Start of AVAILABLE DATA

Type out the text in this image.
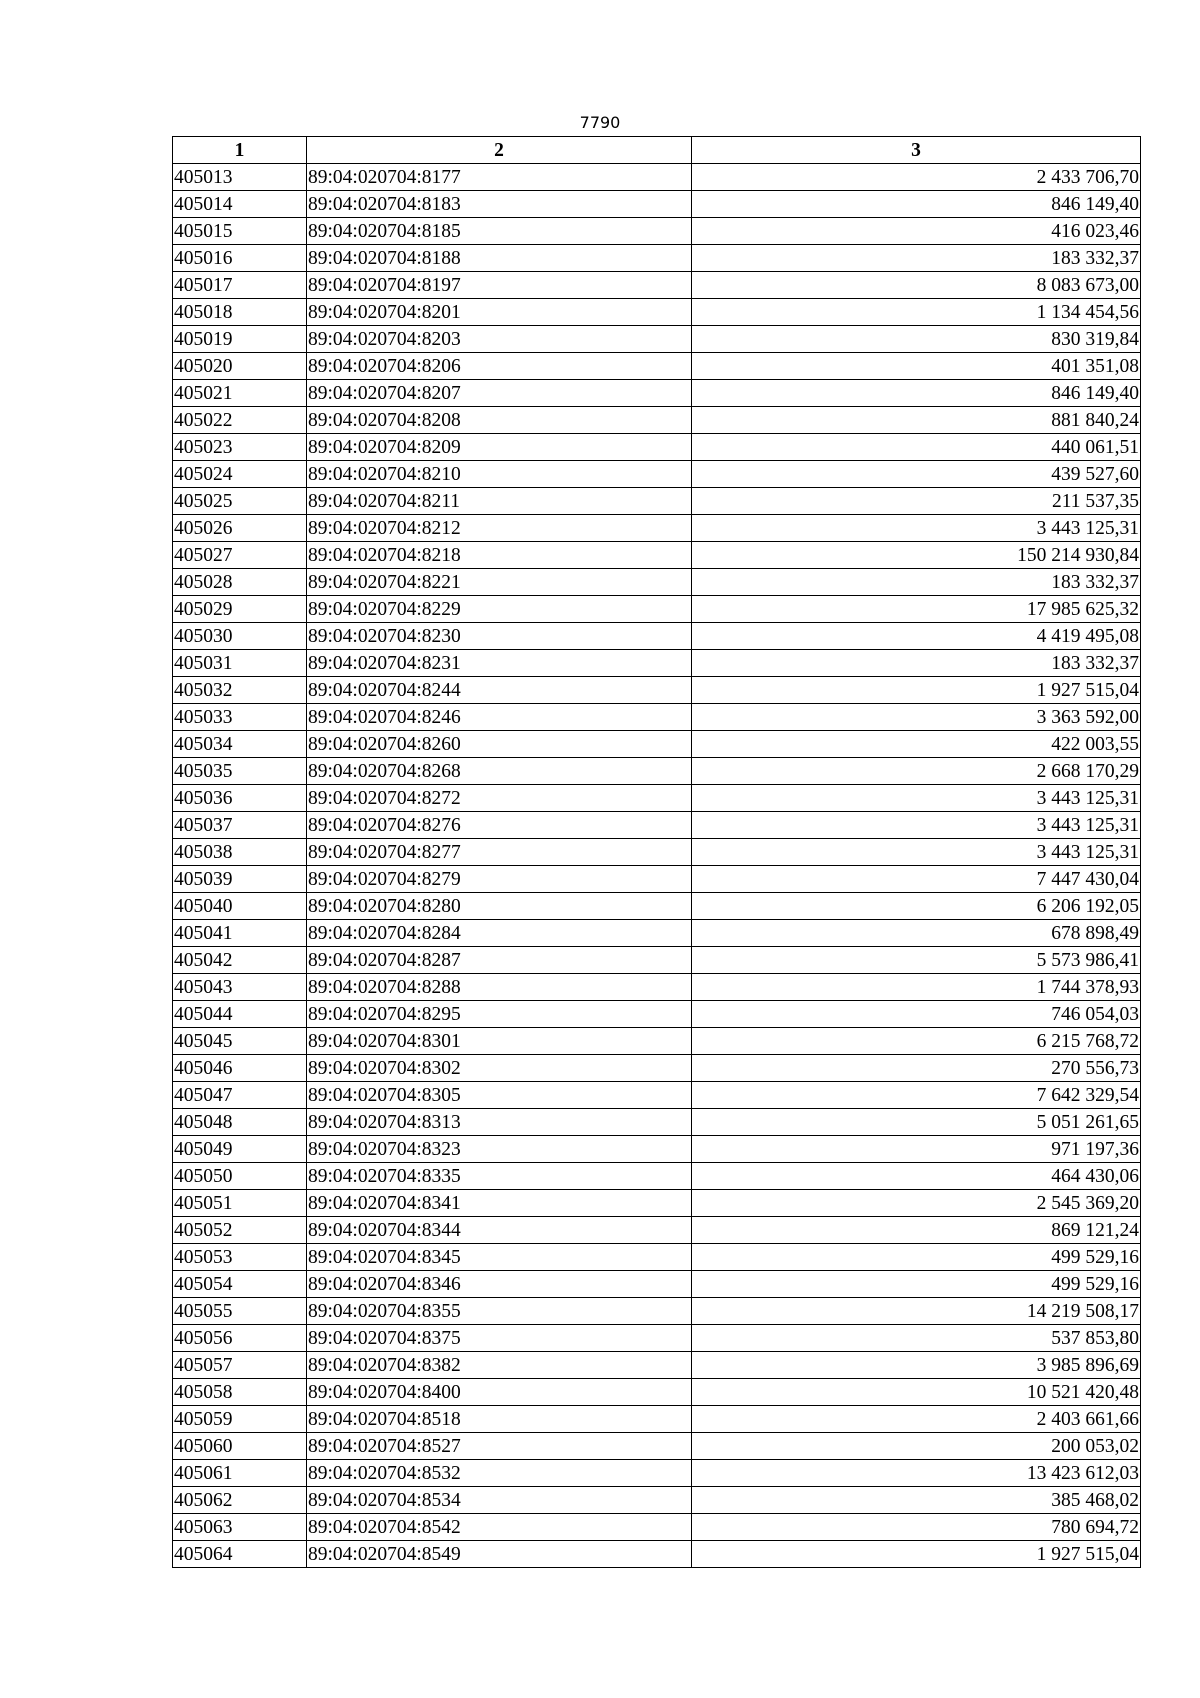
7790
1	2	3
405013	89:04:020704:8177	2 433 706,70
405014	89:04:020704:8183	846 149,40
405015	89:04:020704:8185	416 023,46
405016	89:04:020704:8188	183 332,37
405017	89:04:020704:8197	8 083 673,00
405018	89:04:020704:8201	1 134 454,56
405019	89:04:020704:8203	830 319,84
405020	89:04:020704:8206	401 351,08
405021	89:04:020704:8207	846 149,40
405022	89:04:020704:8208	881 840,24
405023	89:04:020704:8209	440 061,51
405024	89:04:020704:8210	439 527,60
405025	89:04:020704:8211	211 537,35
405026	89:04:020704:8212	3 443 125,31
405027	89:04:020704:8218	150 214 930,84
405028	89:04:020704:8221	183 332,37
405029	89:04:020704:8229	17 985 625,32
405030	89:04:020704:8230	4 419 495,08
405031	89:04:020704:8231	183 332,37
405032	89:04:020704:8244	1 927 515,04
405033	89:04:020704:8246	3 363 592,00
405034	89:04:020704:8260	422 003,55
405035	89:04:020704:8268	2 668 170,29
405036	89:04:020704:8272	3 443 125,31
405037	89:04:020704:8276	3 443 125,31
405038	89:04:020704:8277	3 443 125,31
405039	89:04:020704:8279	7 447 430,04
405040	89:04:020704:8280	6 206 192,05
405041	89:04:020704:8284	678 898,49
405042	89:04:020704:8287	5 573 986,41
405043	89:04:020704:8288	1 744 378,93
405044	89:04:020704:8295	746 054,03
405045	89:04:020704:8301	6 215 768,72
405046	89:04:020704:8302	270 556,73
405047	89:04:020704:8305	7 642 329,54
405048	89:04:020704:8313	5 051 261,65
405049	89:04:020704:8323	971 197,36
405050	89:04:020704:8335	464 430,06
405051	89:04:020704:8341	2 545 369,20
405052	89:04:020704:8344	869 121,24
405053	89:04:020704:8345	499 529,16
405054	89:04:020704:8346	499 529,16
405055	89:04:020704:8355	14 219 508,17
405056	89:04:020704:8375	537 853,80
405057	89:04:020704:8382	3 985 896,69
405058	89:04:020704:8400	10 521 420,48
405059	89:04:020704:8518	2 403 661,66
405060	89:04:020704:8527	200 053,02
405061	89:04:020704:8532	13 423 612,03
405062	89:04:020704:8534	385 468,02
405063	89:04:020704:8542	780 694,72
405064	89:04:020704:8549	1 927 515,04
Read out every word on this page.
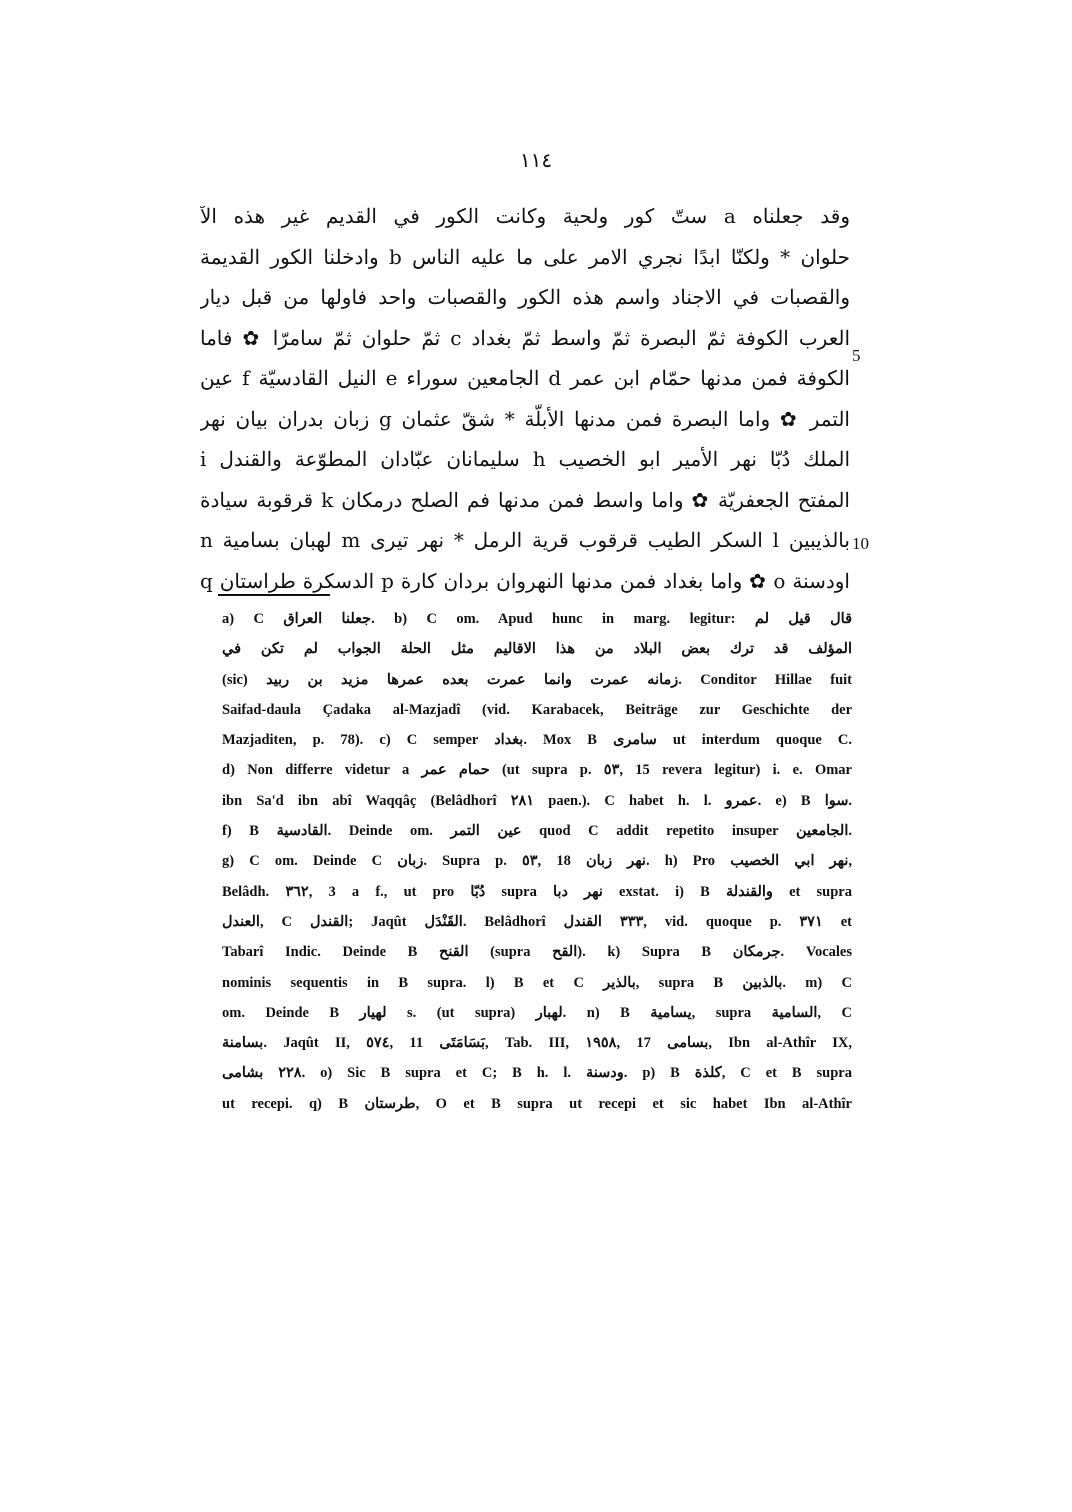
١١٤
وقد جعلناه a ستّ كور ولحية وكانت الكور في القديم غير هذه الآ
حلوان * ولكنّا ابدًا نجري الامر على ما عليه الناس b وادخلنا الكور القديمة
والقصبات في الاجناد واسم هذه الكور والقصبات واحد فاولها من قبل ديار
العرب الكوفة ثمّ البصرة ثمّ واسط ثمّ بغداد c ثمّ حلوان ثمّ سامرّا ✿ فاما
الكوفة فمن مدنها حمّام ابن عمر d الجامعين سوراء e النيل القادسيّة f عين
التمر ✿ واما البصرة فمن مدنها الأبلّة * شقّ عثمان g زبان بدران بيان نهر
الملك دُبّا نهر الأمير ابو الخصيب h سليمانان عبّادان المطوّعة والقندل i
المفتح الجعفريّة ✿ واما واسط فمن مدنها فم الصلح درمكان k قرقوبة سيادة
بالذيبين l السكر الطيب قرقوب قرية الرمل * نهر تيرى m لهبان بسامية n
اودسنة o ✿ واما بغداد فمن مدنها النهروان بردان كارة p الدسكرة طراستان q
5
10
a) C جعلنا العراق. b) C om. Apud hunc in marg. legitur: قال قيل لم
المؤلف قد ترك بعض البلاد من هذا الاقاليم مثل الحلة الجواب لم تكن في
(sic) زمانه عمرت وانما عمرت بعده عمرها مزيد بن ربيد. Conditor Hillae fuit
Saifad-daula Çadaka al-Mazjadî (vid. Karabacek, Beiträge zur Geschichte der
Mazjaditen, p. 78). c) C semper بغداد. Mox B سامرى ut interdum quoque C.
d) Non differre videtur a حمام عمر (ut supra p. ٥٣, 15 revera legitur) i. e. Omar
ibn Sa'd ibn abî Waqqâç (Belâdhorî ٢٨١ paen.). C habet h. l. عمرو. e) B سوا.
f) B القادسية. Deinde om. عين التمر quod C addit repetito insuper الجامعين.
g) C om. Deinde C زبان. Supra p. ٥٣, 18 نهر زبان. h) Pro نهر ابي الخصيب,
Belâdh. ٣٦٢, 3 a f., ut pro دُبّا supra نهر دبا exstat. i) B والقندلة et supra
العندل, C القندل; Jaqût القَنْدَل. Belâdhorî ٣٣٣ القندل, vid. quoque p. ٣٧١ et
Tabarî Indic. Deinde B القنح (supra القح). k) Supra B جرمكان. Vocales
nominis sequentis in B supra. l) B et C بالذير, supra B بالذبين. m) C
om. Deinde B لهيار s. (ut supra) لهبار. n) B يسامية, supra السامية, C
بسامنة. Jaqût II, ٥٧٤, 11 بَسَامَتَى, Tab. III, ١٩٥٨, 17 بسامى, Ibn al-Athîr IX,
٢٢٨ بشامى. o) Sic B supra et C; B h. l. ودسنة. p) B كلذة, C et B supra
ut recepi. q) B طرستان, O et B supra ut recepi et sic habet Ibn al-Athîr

End of AVAILABLE DATA

[STATED PROBLEM] Scan the entries above for the word "الكوفة" and collect each line holding it.

[PROBLEM SOLUTION]
العرب الكوفة ثمّ البصرة ثمّ واسط ثمّ بغداد c ثمّ حلوان ثمّ سامرّا ✿ فاما
الكوفة فمن مدنها حمّام ابن عمر d الجامعين سوراء e النيل القادسيّة f عين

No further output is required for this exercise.